RECORD SET -

************

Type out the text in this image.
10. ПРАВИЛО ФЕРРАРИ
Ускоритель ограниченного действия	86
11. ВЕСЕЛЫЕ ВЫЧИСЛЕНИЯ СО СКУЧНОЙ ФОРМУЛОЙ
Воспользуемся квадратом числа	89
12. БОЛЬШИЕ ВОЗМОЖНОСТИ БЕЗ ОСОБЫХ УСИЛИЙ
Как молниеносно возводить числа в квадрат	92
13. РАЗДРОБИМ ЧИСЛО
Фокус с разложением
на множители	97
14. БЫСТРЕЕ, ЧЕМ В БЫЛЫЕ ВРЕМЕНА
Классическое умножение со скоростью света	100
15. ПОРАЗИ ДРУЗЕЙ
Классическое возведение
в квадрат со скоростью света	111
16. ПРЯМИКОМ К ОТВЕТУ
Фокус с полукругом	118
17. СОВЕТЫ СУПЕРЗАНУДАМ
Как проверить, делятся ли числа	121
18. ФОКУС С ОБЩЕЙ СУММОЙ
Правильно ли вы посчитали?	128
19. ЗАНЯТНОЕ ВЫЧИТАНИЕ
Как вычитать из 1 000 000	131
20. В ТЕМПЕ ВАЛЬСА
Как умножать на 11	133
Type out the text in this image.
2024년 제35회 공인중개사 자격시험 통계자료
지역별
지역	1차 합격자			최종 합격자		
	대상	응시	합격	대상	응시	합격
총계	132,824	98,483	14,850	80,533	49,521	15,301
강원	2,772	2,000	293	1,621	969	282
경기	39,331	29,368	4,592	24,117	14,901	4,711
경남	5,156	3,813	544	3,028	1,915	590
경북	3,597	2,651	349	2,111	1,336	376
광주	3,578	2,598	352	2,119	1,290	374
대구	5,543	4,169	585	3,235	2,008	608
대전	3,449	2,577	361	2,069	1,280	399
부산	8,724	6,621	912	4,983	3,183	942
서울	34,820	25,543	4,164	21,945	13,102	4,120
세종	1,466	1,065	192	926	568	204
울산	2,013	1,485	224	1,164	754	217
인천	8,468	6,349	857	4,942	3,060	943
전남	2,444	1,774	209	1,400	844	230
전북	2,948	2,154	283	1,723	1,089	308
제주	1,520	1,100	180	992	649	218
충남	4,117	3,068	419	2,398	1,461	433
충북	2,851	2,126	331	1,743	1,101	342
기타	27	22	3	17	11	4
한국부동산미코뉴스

************

WRITTEN PROBLEM - Restate each entry exactly, skipping none.

RESPONSE -
Type out the text in this image.
10. ПРАВИЛО ФЕРРАРИ
Ускоритель ограниченного действия	86
11. ВЕСЕЛЫЕ ВЫЧИСЛЕНИЯ СО СКУЧНОЙ ФОРМУЛОЙ
Воспользуемся квадратом числа	89
12. БОЛЬШИЕ ВОЗМОЖНОСТИ БЕЗ ОСОБЫХ УСИЛИЙ
Как молниеносно возводить числа в квадрат	92
13. РАЗДРОБИМ ЧИСЛО
Фокус с разложением
на множители	97
14. БЫСТРЕЕ, ЧЕМ В БЫЛЫЕ ВРЕМЕНА
Классическое умножение со скоростью света	100
15. ПОРАЗИ ДРУЗЕЙ
Классическое возведение
в квадрат со скоростью света	111
16. ПРЯМИКОМ К ОТВЕТУ
Фокус с полукругом	118
17. СОВЕТЫ СУПЕРЗАНУДАМ
Как проверить, делятся ли числа	121
18. ФОКУС С ОБЩЕЙ СУММОЙ
Правильно ли вы посчитали?	128
19. ЗАНЯТНОЕ ВЫЧИТАНИЕ
Как вычитать из 1 000 000	131
20. В ТЕМПЕ ВАЛЬСА
Как умножать на 11	133
Type out the text in this image.
2024년 제35회 공인중개사 자격시험 통계자료
지역별
지역	1차 합격자			최종 합격자		
	대상	응시	합격	대상	응시	합격
총계	132,824	98,483	14,850	80,533	49,521	15,301
강원	2,772	2,000	293	1,621	969	282
경기	39,331	29,368	4,592	24,117	14,901	4,711
경남	5,156	3,813	544	3,028	1,915	590
경북	3,597	2,651	349	2,111	1,336	376
광주	3,578	2,598	352	2,119	1,290	374
대구	5,543	4,169	585	3,235	2,008	608
대전	3,449	2,577	361	2,069	1,280	399
부산	8,724	6,621	912	4,983	3,183	942
서울	34,820	25,543	4,164	21,945	13,102	4,120
세종	1,466	1,065	192	926	568	204
울산	2,013	1,485	224	1,164	754	217
인천	8,468	6,349	857	4,942	3,060	943
전남	2,444	1,774	209	1,400	844	230
전북	2,948	2,154	283	1,723	1,089	308
제주	1,520	1,100	180	992	649	218
충남	4,117	3,068	419	2,398	1,461	433
충북	2,851	2,126	331	1,743	1,101	342
기타	27	22	3	17	11	4
한국부동산미코뉴스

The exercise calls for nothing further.